**AIM OF THE EXERCISE:** Find the string "JSON" in the data, then copy every line where it is found.

**EXERCISE DATA:**
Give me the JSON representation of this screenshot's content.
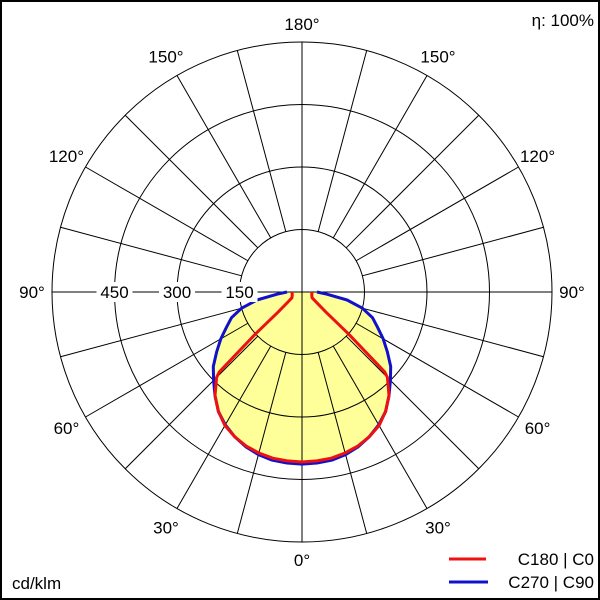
{
  "chart_data": {
    "type": "polar",
    "efficiency_label": "η: 100%",
    "unit_label": "cd/klm",
    "radial_ticks": [
      150,
      300,
      450,
      600
    ],
    "radial_tick_labels": [
      "150",
      "300",
      "450"
    ],
    "rlim": [
      0,
      600
    ],
    "angle_step_deg": 15,
    "angle_labels": [
      {
        "angle": 0,
        "text": "0°"
      },
      {
        "angle": 30,
        "text": "30°"
      },
      {
        "angle": 60,
        "text": "60°"
      },
      {
        "angle": 90,
        "text": "90°"
      },
      {
        "angle": 120,
        "text": "120°"
      },
      {
        "angle": 150,
        "text": "150°"
      },
      {
        "angle": 180,
        "text": "180°"
      }
    ],
    "fill_color": "#ffff99",
    "series": [
      {
        "name": "C180 | C0",
        "color": "#ee1111",
        "angles": [
          0,
          5,
          10,
          15,
          20,
          25,
          30,
          35,
          40,
          45,
          46,
          48,
          50,
          55,
          60,
          70,
          80,
          90
        ],
        "values": [
          408,
          407,
          405,
          400,
          393,
          383,
          370,
          350,
          325,
          290,
          276,
          150,
          75,
          40,
          28,
          25,
          24,
          24
        ]
      },
      {
        "name": "C270 | C90",
        "color": "#1111cc",
        "angles": [
          0,
          5,
          10,
          15,
          20,
          25,
          30,
          35,
          40,
          45,
          50,
          55,
          60,
          65,
          70,
          75,
          80,
          85,
          90
        ],
        "values": [
          413,
          412,
          410,
          404,
          395,
          383,
          368,
          350,
          325,
          300,
          278,
          250,
          225,
          200,
          180,
          150,
          110,
          60,
          36
        ]
      }
    ]
  }
}
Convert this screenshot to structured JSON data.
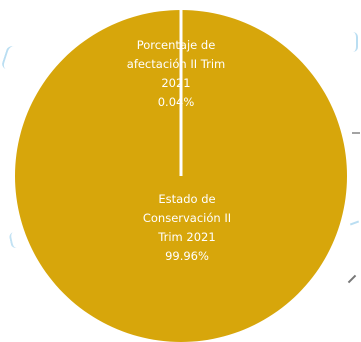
{
  "chart_data": {
    "type": "pie",
    "title": "",
    "slices": [
      {
        "label_lines": [
          "Porcentaje de",
          "afectación II Trim",
          "2021"
        ],
        "value_text": "0.04%",
        "value": 0.04,
        "color": "#D7A60B"
      },
      {
        "label_lines": [
          "Estado de",
          "Conservación II",
          "Trim 2021"
        ],
        "value_text": "99.96%",
        "value": 99.96,
        "color": "#D7A60B"
      }
    ],
    "separator_color": "#ffffff",
    "label_color": "#ffffff"
  }
}
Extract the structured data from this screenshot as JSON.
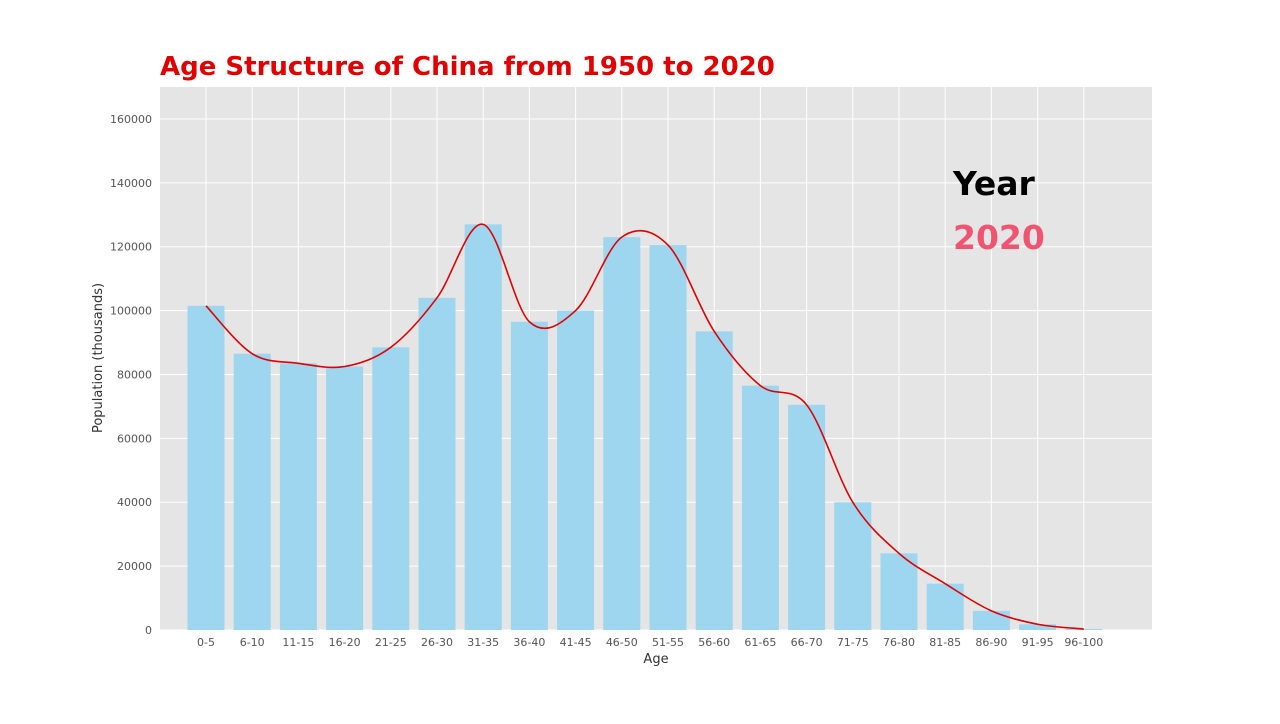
{
  "chart_data": {
    "type": "bar",
    "title": "Age Structure of China from 1950 to 2020",
    "xlabel": "Age",
    "ylabel": "Population (thousands)",
    "ylim": [
      0,
      170000
    ],
    "yticks": [
      0,
      20000,
      40000,
      60000,
      80000,
      100000,
      120000,
      140000,
      160000
    ],
    "grid": true,
    "categories": [
      "0-5",
      "6-10",
      "11-15",
      "16-20",
      "21-25",
      "26-30",
      "31-35",
      "36-40",
      "41-45",
      "46-50",
      "51-55",
      "56-60",
      "61-65",
      "66-70",
      "71-75",
      "76-80",
      "81-85",
      "86-90",
      "91-95",
      "96-100"
    ],
    "values": [
      101500,
      86500,
      83500,
      82500,
      88500,
      104000,
      127000,
      96500,
      100000,
      123000,
      120500,
      93500,
      76500,
      70500,
      40000,
      24000,
      14500,
      6000,
      1800,
      300
    ],
    "bar_color": "#9ed6ef",
    "line_color": "#e00000",
    "annotation": {
      "label": "Year",
      "value": "2020",
      "label_color": "#000000",
      "value_color": "#ef5470"
    },
    "title_color": "#e00000"
  }
}
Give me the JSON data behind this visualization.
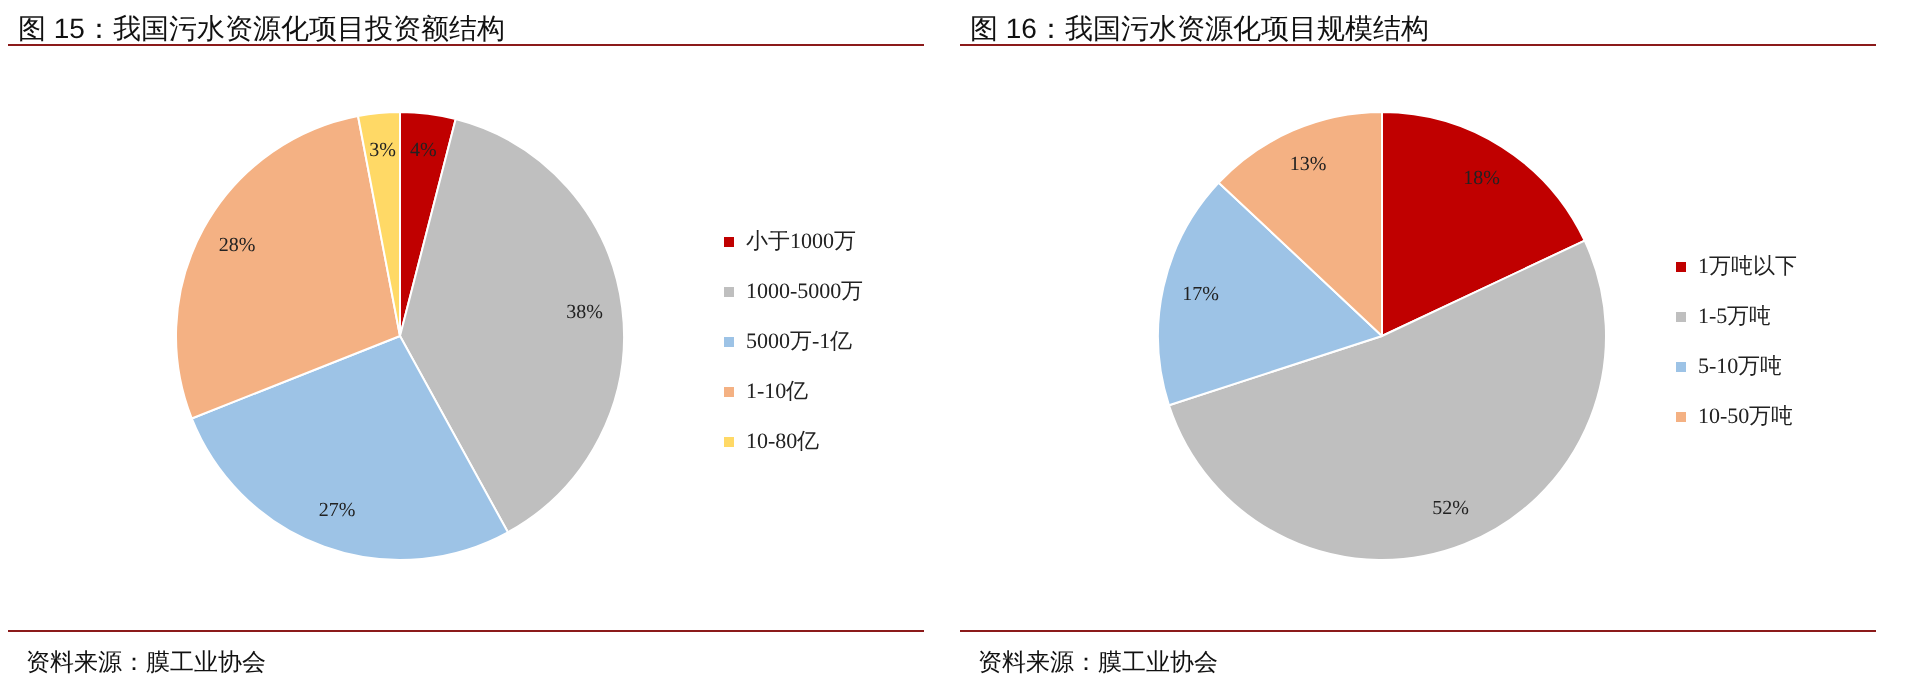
{
  "chart_data": [
    {
      "type": "pie",
      "title": "图 15：我国污水资源化项目投资额结构",
      "categories": [
        "小于1000万",
        "1000-5000万",
        "5000万-1亿",
        "1-10亿",
        "10-80亿"
      ],
      "values": [
        4,
        38,
        27,
        28,
        3
      ],
      "value_labels": [
        "4%",
        "38%",
        "27%",
        "28%",
        "3%"
      ],
      "colors": [
        "#c00000",
        "#bfbfbf",
        "#9dc3e6",
        "#f4b183",
        "#ffd966"
      ],
      "legend": "right",
      "annotations": [
        "资料来源：膜工业协会"
      ]
    },
    {
      "type": "pie",
      "title": "图 16：我国污水资源化项目规模结构",
      "categories": [
        "1万吨以下",
        "1-5万吨",
        "5-10万吨",
        "10-50万吨"
      ],
      "values": [
        18,
        52,
        17,
        13
      ],
      "value_labels": [
        "18%",
        "52%",
        "17%",
        "13%"
      ],
      "colors": [
        "#c00000",
        "#bfbfbf",
        "#9dc3e6",
        "#f4b183"
      ],
      "legend": "right",
      "annotations": [
        "资料来源：膜工业协会"
      ]
    }
  ]
}
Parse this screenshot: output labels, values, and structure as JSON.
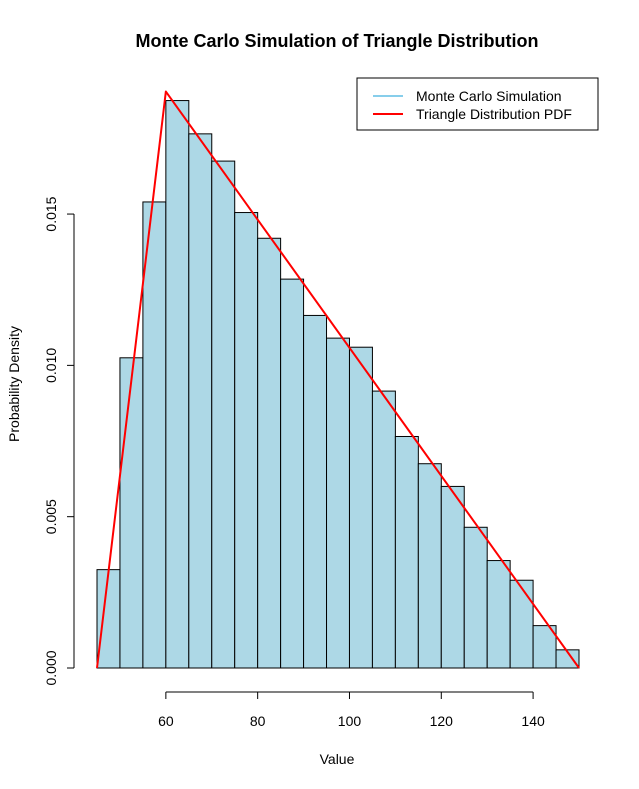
{
  "chart_data": {
    "type": "bar",
    "title": "Monte Carlo Simulation of Triangle Distribution",
    "xlabel": "Value",
    "ylabel": "Probability Density",
    "xlim": [
      45,
      150
    ],
    "ylim": [
      0,
      0.019
    ],
    "x_ticks": [
      60,
      80,
      100,
      120,
      140
    ],
    "y_ticks": [
      0.0,
      0.005,
      0.01,
      0.015
    ],
    "y_tick_labels": [
      "0.000",
      "0.005",
      "0.010",
      "0.015"
    ],
    "histogram": {
      "name": "Monte Carlo Simulation",
      "bin_edges": [
        45,
        50,
        55,
        60,
        65,
        70,
        75,
        80,
        85,
        90,
        95,
        100,
        105,
        110,
        115,
        120,
        125,
        130,
        135,
        140,
        145,
        150
      ],
      "densities": [
        0.00325,
        0.01025,
        0.0154,
        0.01875,
        0.01765,
        0.01675,
        0.01505,
        0.0142,
        0.01285,
        0.01165,
        0.0109,
        0.0106,
        0.00915,
        0.00765,
        0.00675,
        0.006,
        0.00465,
        0.00355,
        0.0029,
        0.0014,
        0.0006
      ],
      "fill_color": "#add8e6",
      "edge_color": "#000000"
    },
    "pdf_line": {
      "name": "Triangle Distribution PDF",
      "x": [
        45,
        60,
        150
      ],
      "y": [
        0.0,
        0.019048,
        0.0
      ],
      "color": "#ff0000"
    },
    "legend": {
      "placement": "top-right",
      "entries": [
        {
          "label": "Monte Carlo Simulation",
          "color": "#87ceeb"
        },
        {
          "label": "Triangle Distribution PDF",
          "color": "#ff0000"
        }
      ]
    }
  }
}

**COMPLETED TASK:**
Give me the JSON representation of this screenshot's content.
Convert this screenshot to structured JSON data.
Extract the structured data from this screenshot as JSON.
Give me the JSON data behind this visualization.
Parse this screenshot: output labels, values, and structure as JSON.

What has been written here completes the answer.